### TASK BRIEF
Your task is to gather the lines below that hold the string "mean".

### DATA SECTION
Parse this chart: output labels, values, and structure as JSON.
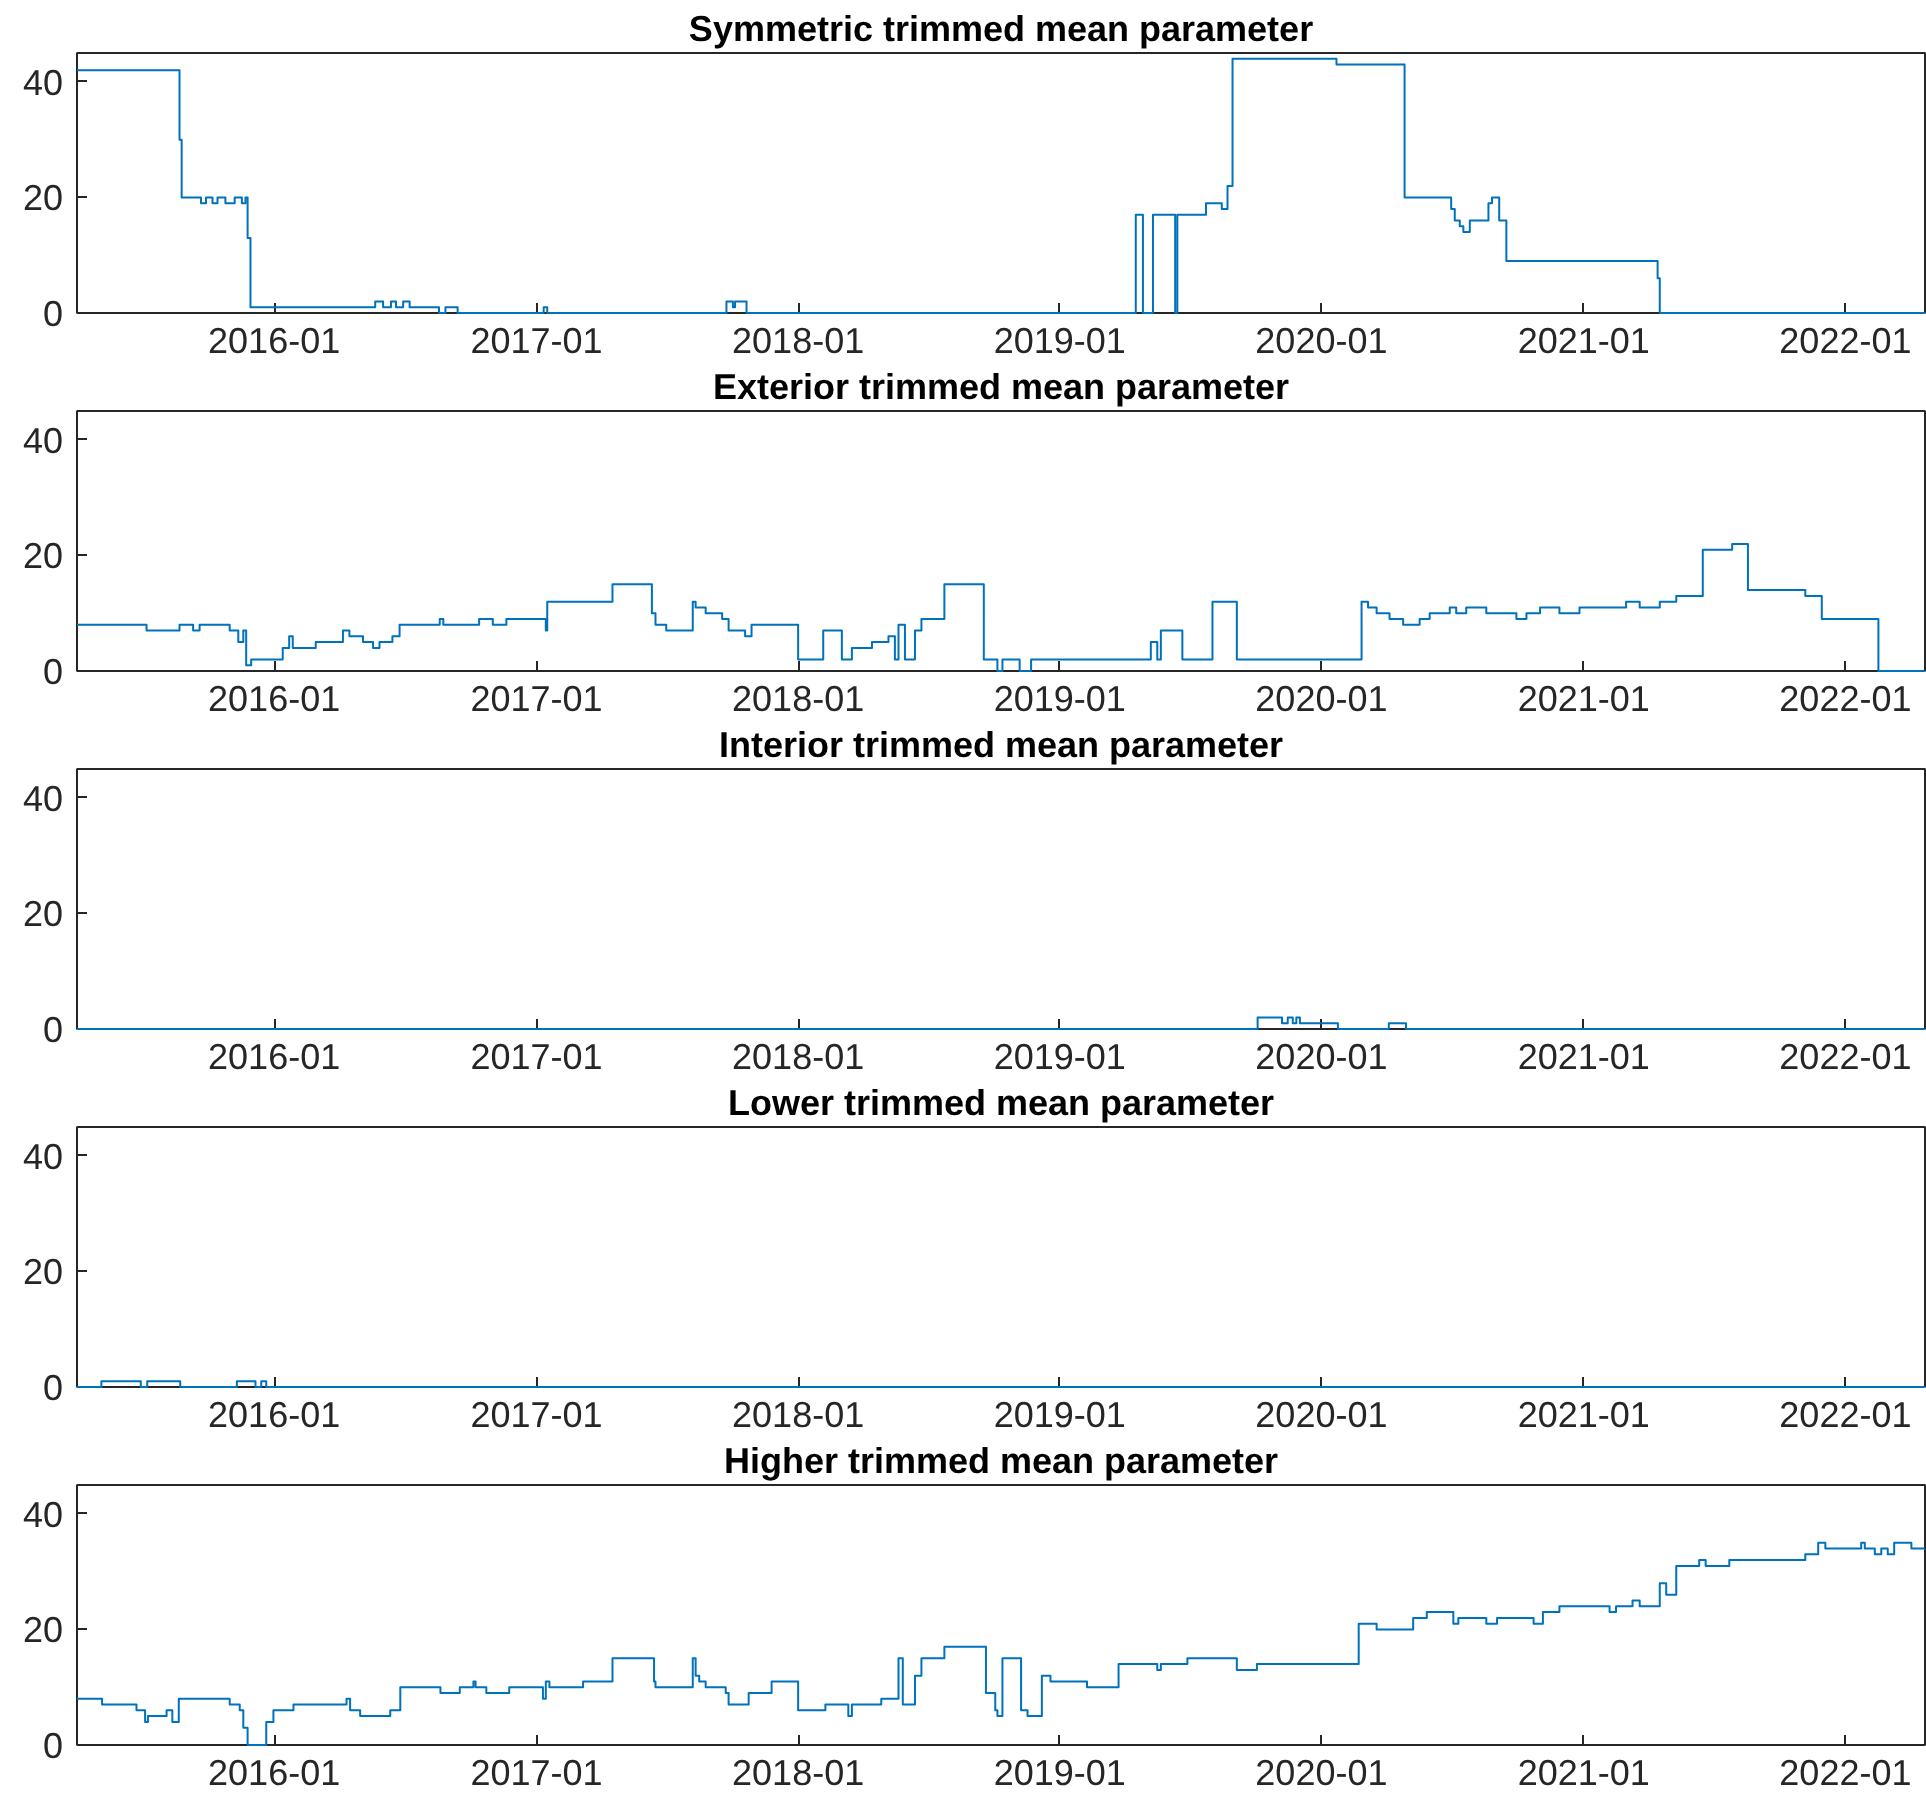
{
  "chart_data": [
    {
      "type": "step",
      "title": "Symmetric trimmed mean parameter",
      "color": "#0072bd",
      "xlim": [
        "2015-04-01",
        "2022-04-22"
      ],
      "xticks": [
        "2016-01",
        "2017-01",
        "2018-01",
        "2019-01",
        "2020-01",
        "2021-01",
        "2022-01"
      ],
      "ylim": [
        0,
        45
      ],
      "yticks": [
        0,
        20,
        40
      ],
      "x": [
        "2015-04-01",
        "2015-08-22",
        "2015-08-25",
        "2015-09-21",
        "2015-09-28",
        "2015-10-07",
        "2015-10-14",
        "2015-10-25",
        "2015-11-07",
        "2015-11-17",
        "2015-11-22",
        "2015-11-25",
        "2015-11-29",
        "2016-05-21",
        "2016-06-01",
        "2016-06-12",
        "2016-06-19",
        "2016-06-29",
        "2016-07-08",
        "2016-08-18",
        "2016-08-27",
        "2016-09-13",
        "2017-01-11",
        "2017-01-16",
        "2017-09-23",
        "2017-10-02",
        "2017-10-05",
        "2017-10-21",
        "2019-04-17",
        "2019-04-27",
        "2019-05-11",
        "2019-06-11",
        "2019-06-14",
        "2019-07-24",
        "2019-08-15",
        "2019-08-23",
        "2019-08-30",
        "2020-01-22",
        "2020-04-26",
        "2020-06-30",
        "2020-07-05",
        "2020-07-12",
        "2020-07-17",
        "2020-07-26",
        "2020-08-21",
        "2020-08-26",
        "2020-09-05",
        "2020-09-15",
        "2021-04-14",
        "2021-04-17",
        "2022-04-22"
      ],
      "values": [
        42,
        30,
        20,
        19,
        20,
        19,
        20,
        19,
        20,
        19,
        20,
        13,
        1,
        2,
        1,
        2,
        1,
        2,
        1,
        0,
        1,
        0,
        1,
        0,
        2,
        1,
        2,
        0,
        17,
        0,
        17,
        0,
        17,
        19,
        18,
        22,
        44,
        43,
        20,
        18,
        16,
        15,
        14,
        16,
        19,
        20,
        16,
        9,
        6,
        0,
        0
      ]
    },
    {
      "type": "step",
      "title": "Exterior trimmed mean parameter",
      "color": "#0072bd",
      "xlim": [
        "2015-04-01",
        "2022-04-22"
      ],
      "xticks": [
        "2016-01",
        "2017-01",
        "2018-01",
        "2019-01",
        "2020-01",
        "2021-01",
        "2022-01"
      ],
      "ylim": [
        0,
        45
      ],
      "yticks": [
        0,
        20,
        40
      ],
      "x": [
        "2015-04-01",
        "2015-07-07",
        "2015-08-22",
        "2015-09-10",
        "2015-09-19",
        "2015-10-31",
        "2015-11-12",
        "2015-11-19",
        "2015-11-23",
        "2015-11-30",
        "2016-01-13",
        "2016-01-22",
        "2016-01-27",
        "2016-02-28",
        "2016-04-06",
        "2016-04-15",
        "2016-05-04",
        "2016-05-18",
        "2016-05-27",
        "2016-06-14",
        "2016-06-24",
        "2016-08-19",
        "2016-08-24",
        "2016-10-13",
        "2016-11-01",
        "2016-11-20",
        "2017-01-14",
        "2017-01-16",
        "2017-04-17",
        "2017-06-11",
        "2017-06-16",
        "2017-07-01",
        "2017-08-07",
        "2017-08-11",
        "2017-08-25",
        "2017-09-17",
        "2017-09-26",
        "2017-10-19",
        "2017-10-28",
        "2018-01-01",
        "2018-02-05",
        "2018-03-03",
        "2018-03-17",
        "2018-04-14",
        "2018-05-07",
        "2018-05-16",
        "2018-05-21",
        "2018-05-30",
        "2018-06-13",
        "2018-06-22",
        "2018-07-24",
        "2018-09-17",
        "2018-10-06",
        "2018-10-13",
        "2018-11-06",
        "2018-11-22",
        "2019-05-08",
        "2019-05-17",
        "2019-05-22",
        "2019-06-21",
        "2019-08-02",
        "2019-09-05",
        "2020-02-26",
        "2020-03-06",
        "2020-03-18",
        "2020-04-05",
        "2020-04-24",
        "2020-05-17",
        "2020-05-31",
        "2020-06-28",
        "2020-07-07",
        "2020-07-21",
        "2020-08-18",
        "2020-09-29",
        "2020-10-13",
        "2020-11-01",
        "2020-11-28",
        "2020-12-26",
        "2021-03-01",
        "2021-03-20",
        "2021-04-17",
        "2021-05-10",
        "2021-06-16",
        "2021-07-27",
        "2021-08-18",
        "2021-11-06",
        "2021-11-29",
        "2022-02-16",
        "2022-04-22"
      ],
      "values": [
        8,
        7,
        8,
        7,
        8,
        7,
        5,
        7,
        1,
        2,
        4,
        6,
        4,
        5,
        7,
        6,
        5,
        4,
        5,
        6,
        8,
        9,
        8,
        9,
        8,
        9,
        7,
        12,
        15,
        10,
        8,
        7,
        12,
        11,
        10,
        9,
        7,
        6,
        8,
        2,
        7,
        2,
        4,
        5,
        6,
        2,
        8,
        2,
        7,
        9,
        15,
        2,
        0,
        2,
        0,
        2,
        5,
        2,
        7,
        2,
        12,
        2,
        12,
        11,
        10,
        9,
        8,
        9,
        10,
        11,
        10,
        11,
        10,
        9,
        10,
        11,
        10,
        11,
        12,
        11,
        12,
        13,
        21,
        22,
        14,
        13,
        9,
        0,
        0
      ]
    },
    {
      "type": "step",
      "title": "Interior trimmed mean parameter",
      "color": "#0072bd",
      "xlim": [
        "2015-04-01",
        "2022-04-22"
      ],
      "xticks": [
        "2016-01",
        "2017-01",
        "2018-01",
        "2019-01",
        "2020-01",
        "2021-01",
        "2022-01"
      ],
      "ylim": [
        0,
        45
      ],
      "yticks": [
        0,
        20,
        40
      ],
      "x": [
        "2015-04-01",
        "2019-10-04",
        "2019-11-07",
        "2019-11-15",
        "2019-11-22",
        "2019-11-27",
        "2019-12-02",
        "2020-01-24",
        "2020-04-04",
        "2020-04-28",
        "2022-04-22"
      ],
      "values": [
        0,
        2,
        1,
        2,
        1,
        2,
        1,
        0,
        1,
        0,
        0
      ]
    },
    {
      "type": "step",
      "title": "Lower trimmed mean parameter",
      "color": "#0072bd",
      "xlim": [
        "2015-04-01",
        "2022-04-22"
      ],
      "xticks": [
        "2016-01",
        "2017-01",
        "2018-01",
        "2019-01",
        "2020-01",
        "2021-01",
        "2022-01"
      ],
      "ylim": [
        0,
        45
      ],
      "yticks": [
        0,
        20,
        40
      ],
      "x": [
        "2015-04-01",
        "2015-05-05",
        "2015-06-29",
        "2015-07-08",
        "2015-08-23",
        "2015-11-10",
        "2015-12-06",
        "2015-12-14",
        "2015-12-21",
        "2022-04-22"
      ],
      "values": [
        0,
        1,
        0,
        1,
        0,
        1,
        0,
        1,
        0,
        0
      ]
    },
    {
      "type": "step",
      "title": "Higher trimmed mean parameter",
      "color": "#0072bd",
      "xlim": [
        "2015-04-01",
        "2022-04-22"
      ],
      "xticks": [
        "2016-01",
        "2017-01",
        "2018-01",
        "2019-01",
        "2020-01",
        "2021-01",
        "2022-01"
      ],
      "ylim": [
        0,
        45
      ],
      "yticks": [
        0,
        20,
        40
      ],
      "x": [
        "2015-04-01",
        "2015-05-06",
        "2015-06-23",
        "2015-07-05",
        "2015-07-09",
        "2015-08-04",
        "2015-08-12",
        "2015-08-21",
        "2015-10-31",
        "2015-11-14",
        "2015-11-19",
        "2015-11-25",
        "2015-12-21",
        "2015-12-31",
        "2016-01-28",
        "2016-04-11",
        "2016-04-16",
        "2016-04-30",
        "2016-06-11",
        "2016-06-25",
        "2016-08-20",
        "2016-09-16",
        "2016-10-05",
        "2016-10-08",
        "2016-10-23",
        "2016-11-24",
        "2017-01-10",
        "2017-01-14",
        "2017-01-19",
        "2017-03-07",
        "2017-04-17",
        "2017-06-14",
        "2017-06-16",
        "2017-08-07",
        "2017-08-11",
        "2017-08-16",
        "2017-08-25",
        "2017-09-22",
        "2017-09-26",
        "2017-10-24",
        "2017-11-25",
        "2018-01-01",
        "2018-02-08",
        "2018-03-12",
        "2018-03-17",
        "2018-04-27",
        "2018-05-21",
        "2018-05-27",
        "2018-06-13",
        "2018-06-22",
        "2018-07-24",
        "2018-09-20",
        "2018-10-03",
        "2018-10-06",
        "2018-10-13",
        "2018-11-08",
        "2018-11-17",
        "2018-12-07",
        "2018-12-19",
        "2019-02-08",
        "2019-03-24",
        "2019-05-17",
        "2019-05-22",
        "2019-06-28",
        "2019-09-05",
        "2019-10-03",
        "2020-02-22",
        "2020-03-18",
        "2020-05-08",
        "2020-05-27",
        "2020-07-03",
        "2020-07-10",
        "2020-08-18",
        "2020-09-02",
        "2020-10-23",
        "2020-11-05",
        "2020-11-28",
        "2021-02-06",
        "2021-02-15",
        "2021-03-10",
        "2021-03-20",
        "2021-04-17",
        "2021-04-26",
        "2021-05-10",
        "2021-06-11",
        "2021-06-20",
        "2021-07-23",
        "2021-11-06",
        "2021-11-24",
        "2021-12-04",
        "2022-01-23",
        "2022-01-28",
        "2022-02-11",
        "2022-02-20",
        "2022-03-01",
        "2022-03-10",
        "2022-04-03",
        "2022-04-22"
      ],
      "values": [
        8,
        7,
        6,
        4,
        5,
        6,
        4,
        8,
        7,
        6,
        3,
        0,
        4,
        6,
        7,
        8,
        6,
        5,
        6,
        10,
        9,
        10,
        11,
        10,
        9,
        10,
        8,
        11,
        10,
        11,
        15,
        11,
        10,
        15,
        12,
        11,
        10,
        9,
        7,
        9,
        11,
        6,
        7,
        5,
        7,
        8,
        15,
        7,
        12,
        15,
        17,
        9,
        6,
        5,
        15,
        6,
        5,
        12,
        11,
        10,
        14,
        13,
        14,
        15,
        13,
        14,
        21,
        20,
        22,
        23,
        21,
        22,
        21,
        22,
        21,
        23,
        24,
        23,
        24,
        25,
        24,
        28,
        26,
        31,
        32,
        31,
        32,
        33,
        35,
        34,
        35,
        34,
        33,
        34,
        33,
        35,
        34,
        34
      ]
    }
  ]
}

### SOLUTION FOR THIS TASK
      "title": "Symmetric trimmed mean parameter",
      "title": "Exterior trimmed mean parameter",
      "title": "Interior trimmed mean parameter",
      "title": "Lower trimmed mean parameter",
      "title": "Higher trimmed mean parameter",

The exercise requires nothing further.